EXERCISE DESCRIPTION> Would you retype all of these records exactly?

Figure dataset records>
"""

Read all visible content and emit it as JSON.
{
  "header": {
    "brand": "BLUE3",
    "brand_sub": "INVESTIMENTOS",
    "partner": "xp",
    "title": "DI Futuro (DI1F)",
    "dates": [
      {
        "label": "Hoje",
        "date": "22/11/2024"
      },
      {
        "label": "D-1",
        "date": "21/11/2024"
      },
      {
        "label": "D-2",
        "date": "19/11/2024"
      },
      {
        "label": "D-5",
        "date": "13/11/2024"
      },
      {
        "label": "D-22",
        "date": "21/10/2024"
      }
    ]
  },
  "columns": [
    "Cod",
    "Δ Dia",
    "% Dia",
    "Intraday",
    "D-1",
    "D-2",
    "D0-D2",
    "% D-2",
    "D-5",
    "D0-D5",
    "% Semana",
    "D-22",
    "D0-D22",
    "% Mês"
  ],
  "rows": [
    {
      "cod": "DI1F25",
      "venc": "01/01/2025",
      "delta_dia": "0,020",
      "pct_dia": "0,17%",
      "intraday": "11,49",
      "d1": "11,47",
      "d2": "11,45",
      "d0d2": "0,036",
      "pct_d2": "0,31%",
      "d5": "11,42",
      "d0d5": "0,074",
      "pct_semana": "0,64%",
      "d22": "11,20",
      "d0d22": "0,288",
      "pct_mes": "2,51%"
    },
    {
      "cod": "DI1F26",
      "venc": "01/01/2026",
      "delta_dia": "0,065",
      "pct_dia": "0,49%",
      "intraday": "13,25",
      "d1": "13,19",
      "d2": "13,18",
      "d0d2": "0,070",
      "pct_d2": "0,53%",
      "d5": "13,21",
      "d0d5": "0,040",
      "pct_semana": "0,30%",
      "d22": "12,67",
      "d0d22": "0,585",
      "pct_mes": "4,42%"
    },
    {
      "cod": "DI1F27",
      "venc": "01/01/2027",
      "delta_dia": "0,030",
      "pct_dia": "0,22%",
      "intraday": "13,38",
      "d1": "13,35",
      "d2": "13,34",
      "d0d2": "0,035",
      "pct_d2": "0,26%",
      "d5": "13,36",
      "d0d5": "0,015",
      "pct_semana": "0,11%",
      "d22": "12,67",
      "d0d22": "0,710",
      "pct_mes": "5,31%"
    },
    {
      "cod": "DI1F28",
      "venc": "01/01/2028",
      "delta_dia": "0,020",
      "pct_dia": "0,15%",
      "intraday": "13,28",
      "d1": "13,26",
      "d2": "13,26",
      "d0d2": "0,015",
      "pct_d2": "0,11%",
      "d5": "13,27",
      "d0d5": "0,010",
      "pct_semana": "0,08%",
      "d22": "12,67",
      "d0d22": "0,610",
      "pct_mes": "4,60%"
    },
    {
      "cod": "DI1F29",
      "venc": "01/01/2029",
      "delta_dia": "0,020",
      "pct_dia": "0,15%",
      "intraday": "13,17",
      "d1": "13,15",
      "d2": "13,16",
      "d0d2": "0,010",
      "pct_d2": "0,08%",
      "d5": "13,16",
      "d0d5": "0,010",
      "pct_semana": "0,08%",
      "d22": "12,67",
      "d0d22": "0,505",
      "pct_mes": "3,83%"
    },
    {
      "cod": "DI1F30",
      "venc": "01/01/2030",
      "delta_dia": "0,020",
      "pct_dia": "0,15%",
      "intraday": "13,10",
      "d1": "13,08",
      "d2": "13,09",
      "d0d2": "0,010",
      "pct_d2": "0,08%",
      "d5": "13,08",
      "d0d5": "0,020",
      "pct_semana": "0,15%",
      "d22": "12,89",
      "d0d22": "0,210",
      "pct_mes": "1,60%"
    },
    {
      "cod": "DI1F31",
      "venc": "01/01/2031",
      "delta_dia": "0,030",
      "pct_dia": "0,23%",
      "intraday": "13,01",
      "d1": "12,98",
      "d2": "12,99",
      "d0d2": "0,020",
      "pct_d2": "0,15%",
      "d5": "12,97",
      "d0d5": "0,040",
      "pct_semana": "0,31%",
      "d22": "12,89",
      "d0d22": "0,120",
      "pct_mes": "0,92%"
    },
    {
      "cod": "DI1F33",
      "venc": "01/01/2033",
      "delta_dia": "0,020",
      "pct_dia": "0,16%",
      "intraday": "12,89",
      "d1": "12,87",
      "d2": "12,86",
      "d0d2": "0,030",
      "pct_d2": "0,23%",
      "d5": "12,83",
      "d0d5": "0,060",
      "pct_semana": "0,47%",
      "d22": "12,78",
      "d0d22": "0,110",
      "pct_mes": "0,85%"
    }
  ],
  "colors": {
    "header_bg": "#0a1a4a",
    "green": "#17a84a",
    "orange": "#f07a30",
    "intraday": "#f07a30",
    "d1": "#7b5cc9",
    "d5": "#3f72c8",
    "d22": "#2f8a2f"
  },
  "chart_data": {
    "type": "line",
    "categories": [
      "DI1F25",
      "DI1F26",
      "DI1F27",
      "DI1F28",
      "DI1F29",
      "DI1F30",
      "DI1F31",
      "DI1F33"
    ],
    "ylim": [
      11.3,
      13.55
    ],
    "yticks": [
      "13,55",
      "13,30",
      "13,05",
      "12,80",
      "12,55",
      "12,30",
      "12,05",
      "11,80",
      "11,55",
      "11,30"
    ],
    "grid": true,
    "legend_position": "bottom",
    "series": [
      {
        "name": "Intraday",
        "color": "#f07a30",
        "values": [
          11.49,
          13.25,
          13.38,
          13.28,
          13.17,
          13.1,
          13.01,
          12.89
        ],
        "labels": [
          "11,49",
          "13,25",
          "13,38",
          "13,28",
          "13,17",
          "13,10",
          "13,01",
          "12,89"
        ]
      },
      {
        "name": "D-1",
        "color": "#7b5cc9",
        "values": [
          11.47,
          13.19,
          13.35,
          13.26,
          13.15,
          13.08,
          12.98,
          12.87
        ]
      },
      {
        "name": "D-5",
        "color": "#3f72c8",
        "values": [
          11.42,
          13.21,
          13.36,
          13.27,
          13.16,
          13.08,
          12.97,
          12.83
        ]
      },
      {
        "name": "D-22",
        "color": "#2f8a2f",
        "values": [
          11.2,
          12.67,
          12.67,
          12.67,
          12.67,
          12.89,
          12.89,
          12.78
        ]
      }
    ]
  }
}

"""

OUTPUT>
Read all visible content and emit it as JSON.
{
  "header": {
    "brand": "BLUE3",
    "brand_sub": "INVESTIMENTOS",
    "partner": "xp",
    "title": "DI Futuro (DI1F)",
    "dates": [
      {
        "label": "Hoje",
        "date": "22/11/2024"
      },
      {
        "label": "D-1",
        "date": "21/11/2024"
      },
      {
        "label": "D-2",
        "date": "19/11/2024"
      },
      {
        "label": "D-5",
        "date": "13/11/2024"
      },
      {
        "label": "D-22",
        "date": "21/10/2024"
      }
    ]
  },
  "columns": [
    "Cod",
    "Δ Dia",
    "% Dia",
    "Intraday",
    "D-1",
    "D-2",
    "D0-D2",
    "% D-2",
    "D-5",
    "D0-D5",
    "% Semana",
    "D-22",
    "D0-D22",
    "% Mês"
  ],
  "rows": [
    {
      "cod": "DI1F25",
      "venc": "01/01/2025",
      "delta_dia": "0,020",
      "pct_dia": "0,17%",
      "intraday": "11,49",
      "d1": "11,47",
      "d2": "11,45",
      "d0d2": "0,036",
      "pct_d2": "0,31%",
      "d5": "11,42",
      "d0d5": "0,074",
      "pct_semana": "0,64%",
      "d22": "11,20",
      "d0d22": "0,288",
      "pct_mes": "2,51%"
    },
    {
      "cod": "DI1F26",
      "venc": "01/01/2026",
      "delta_dia": "0,065",
      "pct_dia": "0,49%",
      "intraday": "13,25",
      "d1": "13,19",
      "d2": "13,18",
      "d0d2": "0,070",
      "pct_d2": "0,53%",
      "d5": "13,21",
      "d0d5": "0,040",
      "pct_semana": "0,30%",
      "d22": "12,67",
      "d0d22": "0,585",
      "pct_mes": "4,42%"
    },
    {
      "cod": "DI1F27",
      "venc": "01/01/2027",
      "delta_dia": "0,030",
      "pct_dia": "0,22%",
      "intraday": "13,38",
      "d1": "13,35",
      "d2": "13,34",
      "d0d2": "0,035",
      "pct_d2": "0,26%",
      "d5": "13,36",
      "d0d5": "0,015",
      "pct_semana": "0,11%",
      "d22": "12,67",
      "d0d22": "0,710",
      "pct_mes": "5,31%"
    },
    {
      "cod": "DI1F28",
      "venc": "01/01/2028",
      "delta_dia": "0,020",
      "pct_dia": "0,15%",
      "intraday": "13,28",
      "d1": "13,26",
      "d2": "13,26",
      "d0d2": "0,015",
      "pct_d2": "0,11%",
      "d5": "13,27",
      "d0d5": "0,010",
      "pct_semana": "0,08%",
      "d22": "12,67",
      "d0d22": "0,610",
      "pct_mes": "4,60%"
    },
    {
      "cod": "DI1F29",
      "venc": "01/01/2029",
      "delta_dia": "0,020",
      "pct_dia": "0,15%",
      "intraday": "13,17",
      "d1": "13,15",
      "d2": "13,16",
      "d0d2": "0,010",
      "pct_d2": "0,08%",
      "d5": "13,16",
      "d0d5": "0,010",
      "pct_semana": "0,08%",
      "d22": "12,67",
      "d0d22": "0,505",
      "pct_mes": "3,83%"
    },
    {
      "cod": "DI1F30",
      "venc": "01/01/2030",
      "delta_dia": "0,020",
      "pct_dia": "0,15%",
      "intraday": "13,10",
      "d1": "13,08",
      "d2": "13,09",
      "d0d2": "0,010",
      "pct_d2": "0,08%",
      "d5": "13,08",
      "d0d5": "0,020",
      "pct_semana": "0,15%",
      "d22": "12,89",
      "d0d22": "0,210",
      "pct_mes": "1,60%"
    },
    {
      "cod": "DI1F31",
      "venc": "01/01/2031",
      "delta_dia": "0,030",
      "pct_dia": "0,23%",
      "intraday": "13,01",
      "d1": "12,98",
      "d2": "12,99",
      "d0d2": "0,020",
      "pct_d2": "0,15%",
      "d5": "12,97",
      "d0d5": "0,040",
      "pct_semana": "0,31%",
      "d22": "12,89",
      "d0d22": "0,120",
      "pct_mes": "0,92%"
    },
    {
      "cod": "DI1F33",
      "venc": "01/01/2033",
      "delta_dia": "0,020",
      "pct_dia": "0,16%",
      "intraday": "12,89",
      "d1": "12,87",
      "d2": "12,86",
      "d0d2": "0,030",
      "pct_d2": "0,23%",
      "d5": "12,83",
      "d0d5": "0,060",
      "pct_semana": "0,47%",
      "d22": "12,78",
      "d0d22": "0,110",
      "pct_mes": "0,85%"
    }
  ],
  "colors": {
    "header_bg": "#0a1a4a",
    "green": "#17a84a",
    "orange": "#f07a30",
    "intraday": "#f07a30",
    "d1": "#7b5cc9",
    "d5": "#3f72c8",
    "d22": "#2f8a2f"
  },
  "chart_data": {
    "type": "line",
    "categories": [
      "DI1F25",
      "DI1F26",
      "DI1F27",
      "DI1F28",
      "DI1F29",
      "DI1F30",
      "DI1F31",
      "DI1F33"
    ],
    "ylim": [
      11.3,
      13.55
    ],
    "yticks": [
      "13,55",
      "13,30",
      "13,05",
      "12,80",
      "12,55",
      "12,30",
      "12,05",
      "11,80",
      "11,55",
      "11,30"
    ],
    "grid": true,
    "legend_position": "bottom",
    "series": [
      {
        "name": "Intraday",
        "color": "#f07a30",
        "values": [
          11.49,
          13.25,
          13.38,
          13.28,
          13.17,
          13.1,
          13.01,
          12.89
        ],
        "labels": [
          "11,49",
          "13,25",
          "13,38",
          "13,28",
          "13,17",
          "13,10",
          "13,01",
          "12,89"
        ]
      },
      {
        "name": "D-1",
        "color": "#7b5cc9",
        "values": [
          11.47,
          13.19,
          13.35,
          13.26,
          13.15,
          13.08,
          12.98,
          12.87
        ]
      },
      {
        "name": "D-5",
        "color": "#3f72c8",
        "values": [
          11.42,
          13.21,
          13.36,
          13.27,
          13.16,
          13.08,
          12.97,
          12.83
        ]
      },
      {
        "name": "D-22",
        "color": "#2f8a2f",
        "values": [
          11.2,
          12.67,
          12.67,
          12.67,
          12.67,
          12.89,
          12.89,
          12.78
        ]
      }
    ]
  }
}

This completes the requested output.